[Lines of data]

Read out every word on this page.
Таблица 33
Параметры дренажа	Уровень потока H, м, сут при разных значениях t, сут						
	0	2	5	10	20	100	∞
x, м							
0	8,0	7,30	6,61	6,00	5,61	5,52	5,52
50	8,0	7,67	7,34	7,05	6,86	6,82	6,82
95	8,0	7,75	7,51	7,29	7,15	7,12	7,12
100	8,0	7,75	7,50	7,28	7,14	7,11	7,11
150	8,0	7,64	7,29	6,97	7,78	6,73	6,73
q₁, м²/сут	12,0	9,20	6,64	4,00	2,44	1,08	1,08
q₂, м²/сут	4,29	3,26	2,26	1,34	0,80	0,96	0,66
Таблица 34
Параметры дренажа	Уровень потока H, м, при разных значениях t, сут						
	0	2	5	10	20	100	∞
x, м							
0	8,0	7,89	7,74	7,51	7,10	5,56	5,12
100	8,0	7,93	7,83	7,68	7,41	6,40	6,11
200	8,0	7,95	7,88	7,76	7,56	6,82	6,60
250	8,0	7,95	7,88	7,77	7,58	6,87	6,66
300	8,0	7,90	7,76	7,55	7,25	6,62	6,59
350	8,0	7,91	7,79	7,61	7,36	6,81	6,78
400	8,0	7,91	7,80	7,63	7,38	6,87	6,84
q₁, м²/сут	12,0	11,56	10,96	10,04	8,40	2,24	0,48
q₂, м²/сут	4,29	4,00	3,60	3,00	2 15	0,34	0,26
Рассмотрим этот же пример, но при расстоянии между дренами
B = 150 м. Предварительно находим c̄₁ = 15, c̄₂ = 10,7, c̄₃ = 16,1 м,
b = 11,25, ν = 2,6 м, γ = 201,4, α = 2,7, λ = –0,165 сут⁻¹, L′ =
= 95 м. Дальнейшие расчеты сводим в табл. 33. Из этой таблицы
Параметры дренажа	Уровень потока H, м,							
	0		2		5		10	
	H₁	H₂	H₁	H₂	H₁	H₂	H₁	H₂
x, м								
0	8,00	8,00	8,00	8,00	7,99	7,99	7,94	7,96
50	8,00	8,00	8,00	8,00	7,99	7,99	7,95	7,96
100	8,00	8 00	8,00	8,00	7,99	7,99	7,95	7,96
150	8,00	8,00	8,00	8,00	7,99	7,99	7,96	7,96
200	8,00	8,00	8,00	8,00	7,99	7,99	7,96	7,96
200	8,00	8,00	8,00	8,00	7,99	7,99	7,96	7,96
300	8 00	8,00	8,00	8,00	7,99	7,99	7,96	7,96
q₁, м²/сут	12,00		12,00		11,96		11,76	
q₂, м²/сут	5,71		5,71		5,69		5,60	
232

■ EXERCISE OBJECTIVE: Extract, word for word, each line of the listing above.

■ WORKED ANSWER:
Read out every word on this page.
Таблица 33
Параметры дренажа	Уровень потока H, м, сут при разных значениях t, сут						
	0	2	5	10	20	100	∞
x, м							
0	8,0	7,30	6,61	6,00	5,61	5,52	5,52
50	8,0	7,67	7,34	7,05	6,86	6,82	6,82
95	8,0	7,75	7,51	7,29	7,15	7,12	7,12
100	8,0	7,75	7,50	7,28	7,14	7,11	7,11
150	8,0	7,64	7,29	6,97	7,78	6,73	6,73
q₁, м²/сут	12,0	9,20	6,64	4,00	2,44	1,08	1,08
q₂, м²/сут	4,29	3,26	2,26	1,34	0,80	0,96	0,66
Таблица 34
Параметры дренажа	Уровень потока H, м, при разных значениях t, сут						
	0	2	5	10	20	100	∞
x, м							
0	8,0	7,89	7,74	7,51	7,10	5,56	5,12
100	8,0	7,93	7,83	7,68	7,41	6,40	6,11
200	8,0	7,95	7,88	7,76	7,56	6,82	6,60
250	8,0	7,95	7,88	7,77	7,58	6,87	6,66
300	8,0	7,90	7,76	7,55	7,25	6,62	6,59
350	8,0	7,91	7,79	7,61	7,36	6,81	6,78
400	8,0	7,91	7,80	7,63	7,38	6,87	6,84
q₁, м²/сут	12,0	11,56	10,96	10,04	8,40	2,24	0,48
q₂, м²/сут	4,29	4,00	3,60	3,00	2 15	0,34	0,26
Рассмотрим этот же пример, но при расстоянии между дренами
B = 150 м. Предварительно находим c̄₁ = 15, c̄₂ = 10,7, c̄₃ = 16,1 м,
b = 11,25, ν = 2,6 м, γ = 201,4, α = 2,7, λ = –0,165 сут⁻¹, L′ =
= 95 м. Дальнейшие расчеты сводим в табл. 33. Из этой таблицы
Параметры дренажа	Уровень потока H, м,							
	0		2		5		10	
	H₁	H₂	H₁	H₂	H₁	H₂	H₁	H₂
x, м								
0	8,00	8,00	8,00	8,00	7,99	7,99	7,94	7,96
50	8,00	8,00	8,00	8,00	7,99	7,99	7,95	7,96
100	8,00	8 00	8,00	8,00	7,99	7,99	7,95	7,96
150	8,00	8,00	8,00	8,00	7,99	7,99	7,96	7,96
200	8,00	8,00	8,00	8,00	7,99	7,99	7,96	7,96
200	8,00	8,00	8,00	8,00	7,99	7,99	7,96	7,96
300	8 00	8,00	8,00	8,00	7,99	7,99	7,96	7,96
q₁, м²/сут	12,00		12,00		11,96		11,76	
q₂, м²/сут	5,71		5,71		5,69		5,60	
232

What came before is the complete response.